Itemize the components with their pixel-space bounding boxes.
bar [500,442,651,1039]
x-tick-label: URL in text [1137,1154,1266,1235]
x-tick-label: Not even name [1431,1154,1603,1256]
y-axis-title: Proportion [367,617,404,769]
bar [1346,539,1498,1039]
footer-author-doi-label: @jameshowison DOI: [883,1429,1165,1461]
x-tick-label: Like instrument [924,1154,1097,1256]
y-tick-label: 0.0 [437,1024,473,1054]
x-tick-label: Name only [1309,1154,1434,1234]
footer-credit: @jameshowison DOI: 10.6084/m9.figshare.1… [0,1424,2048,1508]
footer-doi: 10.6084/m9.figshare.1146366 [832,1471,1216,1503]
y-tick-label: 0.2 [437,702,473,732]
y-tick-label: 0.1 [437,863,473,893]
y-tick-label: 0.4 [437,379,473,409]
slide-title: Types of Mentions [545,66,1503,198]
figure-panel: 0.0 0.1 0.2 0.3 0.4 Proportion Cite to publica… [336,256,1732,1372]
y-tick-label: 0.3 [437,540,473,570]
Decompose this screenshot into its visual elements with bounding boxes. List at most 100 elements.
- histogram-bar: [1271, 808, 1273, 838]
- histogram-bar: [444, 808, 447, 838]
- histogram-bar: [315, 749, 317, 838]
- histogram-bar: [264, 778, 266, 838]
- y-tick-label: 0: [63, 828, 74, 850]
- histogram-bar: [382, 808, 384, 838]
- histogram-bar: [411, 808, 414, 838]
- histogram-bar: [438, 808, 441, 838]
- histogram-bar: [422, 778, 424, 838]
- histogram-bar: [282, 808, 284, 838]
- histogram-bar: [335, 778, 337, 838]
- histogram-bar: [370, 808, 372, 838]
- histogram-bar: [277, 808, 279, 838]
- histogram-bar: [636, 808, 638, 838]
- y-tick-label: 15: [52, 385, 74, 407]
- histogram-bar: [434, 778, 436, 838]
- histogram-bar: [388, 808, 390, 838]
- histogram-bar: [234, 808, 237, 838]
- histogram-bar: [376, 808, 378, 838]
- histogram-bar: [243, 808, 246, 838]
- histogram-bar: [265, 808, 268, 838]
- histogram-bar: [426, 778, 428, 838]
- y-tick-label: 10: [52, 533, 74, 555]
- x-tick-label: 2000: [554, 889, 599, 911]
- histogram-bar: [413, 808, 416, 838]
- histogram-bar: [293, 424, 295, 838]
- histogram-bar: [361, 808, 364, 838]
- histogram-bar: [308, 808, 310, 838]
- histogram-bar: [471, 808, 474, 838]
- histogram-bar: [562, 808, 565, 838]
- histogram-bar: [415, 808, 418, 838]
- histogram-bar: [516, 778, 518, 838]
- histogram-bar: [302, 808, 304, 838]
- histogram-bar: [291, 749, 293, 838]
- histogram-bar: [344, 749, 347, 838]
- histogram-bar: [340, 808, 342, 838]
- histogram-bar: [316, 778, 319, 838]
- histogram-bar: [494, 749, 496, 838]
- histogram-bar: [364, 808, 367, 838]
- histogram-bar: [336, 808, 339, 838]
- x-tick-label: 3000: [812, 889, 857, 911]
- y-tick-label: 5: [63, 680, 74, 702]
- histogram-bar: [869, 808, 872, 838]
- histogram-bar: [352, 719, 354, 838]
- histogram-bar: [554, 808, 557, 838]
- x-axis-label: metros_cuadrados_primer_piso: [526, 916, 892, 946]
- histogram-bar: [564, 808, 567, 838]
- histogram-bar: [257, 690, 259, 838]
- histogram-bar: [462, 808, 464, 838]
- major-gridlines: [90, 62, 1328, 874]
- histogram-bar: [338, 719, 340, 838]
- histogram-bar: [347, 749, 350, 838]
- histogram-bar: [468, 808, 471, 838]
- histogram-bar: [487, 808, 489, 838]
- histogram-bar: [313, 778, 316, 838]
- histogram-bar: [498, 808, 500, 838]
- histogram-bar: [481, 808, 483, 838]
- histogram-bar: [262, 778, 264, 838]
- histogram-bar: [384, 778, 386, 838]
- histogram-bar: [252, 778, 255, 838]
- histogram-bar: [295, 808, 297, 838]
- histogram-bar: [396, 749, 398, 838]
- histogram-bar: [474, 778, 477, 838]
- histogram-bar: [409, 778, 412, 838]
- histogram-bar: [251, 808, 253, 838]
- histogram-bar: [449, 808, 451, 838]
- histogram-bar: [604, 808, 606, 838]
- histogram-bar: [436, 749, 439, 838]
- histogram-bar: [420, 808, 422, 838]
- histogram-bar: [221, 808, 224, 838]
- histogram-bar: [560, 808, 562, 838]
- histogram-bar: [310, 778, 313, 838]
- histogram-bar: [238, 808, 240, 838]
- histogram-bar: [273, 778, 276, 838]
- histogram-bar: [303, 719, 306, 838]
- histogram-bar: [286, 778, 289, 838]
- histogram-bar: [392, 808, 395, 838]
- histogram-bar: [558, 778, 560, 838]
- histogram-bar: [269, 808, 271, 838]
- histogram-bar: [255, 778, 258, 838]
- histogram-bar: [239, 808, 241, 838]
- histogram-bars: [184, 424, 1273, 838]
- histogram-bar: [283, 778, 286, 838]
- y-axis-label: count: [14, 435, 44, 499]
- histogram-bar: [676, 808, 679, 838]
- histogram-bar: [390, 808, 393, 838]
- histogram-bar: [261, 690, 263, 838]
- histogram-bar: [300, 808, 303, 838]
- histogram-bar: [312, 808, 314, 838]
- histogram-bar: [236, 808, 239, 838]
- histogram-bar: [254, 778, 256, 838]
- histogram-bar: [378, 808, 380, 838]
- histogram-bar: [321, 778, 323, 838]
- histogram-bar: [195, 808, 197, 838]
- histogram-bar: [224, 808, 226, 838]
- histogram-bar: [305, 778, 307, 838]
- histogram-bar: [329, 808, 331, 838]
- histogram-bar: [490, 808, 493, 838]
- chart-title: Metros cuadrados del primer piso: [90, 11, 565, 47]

● ● ● ● ● ● ●

> [STATED EXERCISE]: Express the entries above as a Markdown table with the columns Row and Text. Begin at the first line of the entries, stop after the line that contains "- histogram-bar: [1271, 808, 1273, 838]", and leave out any blank lines.

> [FULL SOLUTION]:
| Row | Text |
|---|---|
| 1 | Itemize the components with their pixel-space bounding boxes. |
| 2 | bar [500,442,651,1039] |
| 3 | x-tick-label: URL in text [1137,1154,1266,1235] |
| 4 | x-tick-label: Not even name [1431,1154,1603,1256] |
| 5 | y-axis-title: Proportion [367,617,404,769] |
| 6 | bar [1346,539,1498,1039] |
| 7 | footer-author-doi-label: @jameshowison DOI: [883,1429,1165,1461] |
| 8 | x-tick-label: Like instrument [924,1154,1097,1256] |
| 9 | y-tick-label: 0.0 [437,1024,473,1054] |
| 10 | x-tick-label: Name only [1309,1154,1434,1234] |
| 11 | footer-credit: @jameshowison DOI: 10.6084/m9.figshare.1… [0,1424,2048,1508] |
| 12 | footer-doi: 10.6084/m9.figshare.1146366 [832,1471,1216,1503] |
| 13 | y-tick-label: 0.2 [437,702,473,732] |
| 14 | y-tick-label: 0.1 [437,863,473,893] |
| 15 | y-tick-label: 0.4 [437,379,473,409] |
| 16 | slide-title: Types of Mentions [545,66,1503,198] |
| 17 | figure-panel: 0.0 0.1 0.2 0.3 0.4 Proportion Cite to publica… [336,256,1732,1372] |
| 18 | y-tick-label: 0.3 [437,540,473,570] |
| 19 | Decompose this screenshot into its visual elements with bounding boxes. List at most 100 elements. |
| 20 | - histogram-bar: [1271, 808, 1273, 838] |